» ASSIGNMENT 1
In the passage on negotiation and alignment, which book on negotiation is described as possibly a bit outdated?
» ASSIGNMENT 2
From the passage on negotiation and alignment, write out word for word the part that begins at the words "Materials useful for" and stops after the words "of wisdom here.".
-- SELECTED EXTRACT follows --
Negotiation is the communication aspect of both finding alignment and communicating alignment. It is not twisting someone's arm into getting what you want, it's figuring out what people want and working together to make sure everyone's happy 3. It is also possible to generate new motivations by being a likeable person. Want to make someone happy is a potential motivation that is useful for aligning with folks and one that you have a direct control in, hence highlighting social skills in the foundational skills section.

To develop the intuition to spot and identify alignment here are some material that I've found useful in developing my own sense of alignment:

  • Influence: The Psychology of Persuasion: Understanding the universal things that make people tick. The list is not complete but has good coverage of things 99% look for.
  • Systems Thinking: A Primer: Understanding how individual components contribute to a system phenomenon is critical for simulating how you expect people to behave in a system. This book is a good starting point for how to think in this manner.

Materials useful for negotiation:

  • Never Split The Difference: Teaches negotiation strategies that revolve around framing away from an adversarial relationship and toward a common ground where people are willing to cooperate. Lots of pearls of wisdom here.
  • Getting to Yes: Teaches basic negotiating strategies that talks about alignment as well. Might be a bit outdated but good place to read into as well.

As with most skills listed, the real development of this skill comes with practice rather than book learning. There are negotiation class you can take or you can practice with a friend.

Adversarial Relationships

Adversarial relationships does not imply that people are out to get or hinder you. It simply means that people don't and won't have your interests in mind. Maybe it's because they don't like you or it could be that they simply don't know you or have the desire change their relationship with you. If you unwillingly end up with a relationship like such, it's time to employ these skills. I find it rare to need these skills in my day-to-day life (because there's usually a good amount of goodwill to go around to smooth conversations) but maybe you work in business or politics.
-- SELECTED EXTRACT concluded --
-- DATASET EXTRACT follows --
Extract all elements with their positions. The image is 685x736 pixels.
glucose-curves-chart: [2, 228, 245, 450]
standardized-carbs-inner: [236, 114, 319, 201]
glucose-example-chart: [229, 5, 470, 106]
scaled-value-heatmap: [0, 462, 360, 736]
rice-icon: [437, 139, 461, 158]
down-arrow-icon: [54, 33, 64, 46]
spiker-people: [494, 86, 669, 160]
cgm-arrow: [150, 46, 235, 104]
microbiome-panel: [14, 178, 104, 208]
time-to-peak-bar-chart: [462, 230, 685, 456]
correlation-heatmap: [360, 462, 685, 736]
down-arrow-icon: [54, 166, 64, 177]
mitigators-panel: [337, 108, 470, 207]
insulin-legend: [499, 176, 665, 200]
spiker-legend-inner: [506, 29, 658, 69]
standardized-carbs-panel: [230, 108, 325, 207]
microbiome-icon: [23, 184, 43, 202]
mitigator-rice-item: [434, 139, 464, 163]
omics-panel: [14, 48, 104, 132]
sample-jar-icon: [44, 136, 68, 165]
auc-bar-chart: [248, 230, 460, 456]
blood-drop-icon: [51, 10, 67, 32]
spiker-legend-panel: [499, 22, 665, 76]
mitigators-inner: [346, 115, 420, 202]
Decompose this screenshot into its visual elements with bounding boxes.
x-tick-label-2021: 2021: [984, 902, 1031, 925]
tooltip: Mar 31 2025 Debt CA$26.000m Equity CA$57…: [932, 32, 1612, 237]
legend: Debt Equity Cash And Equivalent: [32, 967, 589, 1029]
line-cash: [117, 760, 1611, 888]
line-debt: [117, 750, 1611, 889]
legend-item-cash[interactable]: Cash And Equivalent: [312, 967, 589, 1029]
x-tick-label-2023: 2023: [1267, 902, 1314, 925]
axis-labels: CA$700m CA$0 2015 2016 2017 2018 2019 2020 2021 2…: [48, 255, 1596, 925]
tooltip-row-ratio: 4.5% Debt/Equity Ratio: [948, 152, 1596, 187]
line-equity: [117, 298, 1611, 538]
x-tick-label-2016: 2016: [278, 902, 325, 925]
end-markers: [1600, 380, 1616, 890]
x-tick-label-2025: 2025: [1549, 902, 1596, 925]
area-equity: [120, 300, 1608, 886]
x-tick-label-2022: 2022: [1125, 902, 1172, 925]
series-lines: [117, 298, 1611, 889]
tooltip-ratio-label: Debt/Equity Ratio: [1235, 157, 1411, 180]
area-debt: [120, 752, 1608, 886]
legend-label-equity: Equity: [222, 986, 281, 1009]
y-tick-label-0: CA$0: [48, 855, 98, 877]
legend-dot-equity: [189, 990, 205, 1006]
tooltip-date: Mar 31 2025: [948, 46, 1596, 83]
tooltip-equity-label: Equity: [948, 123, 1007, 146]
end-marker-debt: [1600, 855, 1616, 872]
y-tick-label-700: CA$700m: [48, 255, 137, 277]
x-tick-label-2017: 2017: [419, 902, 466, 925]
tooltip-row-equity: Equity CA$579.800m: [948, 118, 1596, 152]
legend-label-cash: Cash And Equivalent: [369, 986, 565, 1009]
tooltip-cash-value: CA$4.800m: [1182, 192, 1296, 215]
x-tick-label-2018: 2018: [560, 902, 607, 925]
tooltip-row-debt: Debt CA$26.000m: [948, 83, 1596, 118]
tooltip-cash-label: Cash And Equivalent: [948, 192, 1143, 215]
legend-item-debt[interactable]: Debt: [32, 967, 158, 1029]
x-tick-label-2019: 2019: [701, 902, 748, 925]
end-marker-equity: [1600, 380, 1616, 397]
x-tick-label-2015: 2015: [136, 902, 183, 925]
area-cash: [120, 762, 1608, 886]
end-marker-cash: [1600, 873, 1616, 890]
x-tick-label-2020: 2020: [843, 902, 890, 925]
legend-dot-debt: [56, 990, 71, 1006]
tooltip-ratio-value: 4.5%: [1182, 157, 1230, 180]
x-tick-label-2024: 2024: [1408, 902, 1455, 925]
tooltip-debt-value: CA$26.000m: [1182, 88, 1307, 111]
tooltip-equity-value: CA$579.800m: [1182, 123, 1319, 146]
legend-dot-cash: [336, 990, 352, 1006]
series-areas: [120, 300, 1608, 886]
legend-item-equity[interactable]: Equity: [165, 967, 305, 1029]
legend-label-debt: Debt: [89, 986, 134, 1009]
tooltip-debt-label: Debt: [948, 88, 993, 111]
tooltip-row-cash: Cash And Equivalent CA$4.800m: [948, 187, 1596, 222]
-- DATASET EXTRACT concluded --
» EXERCISE OUTPUT 1
Getting to Yes.

» EXERCISE OUTPUT 2
Materials useful for negotiation:

  • Never Split The Difference: Teaches negotiation strategies that revolve around framing away from an adversarial relationship and toward a common ground where people are willing to cooperate. Lots of pearls of wisdom here.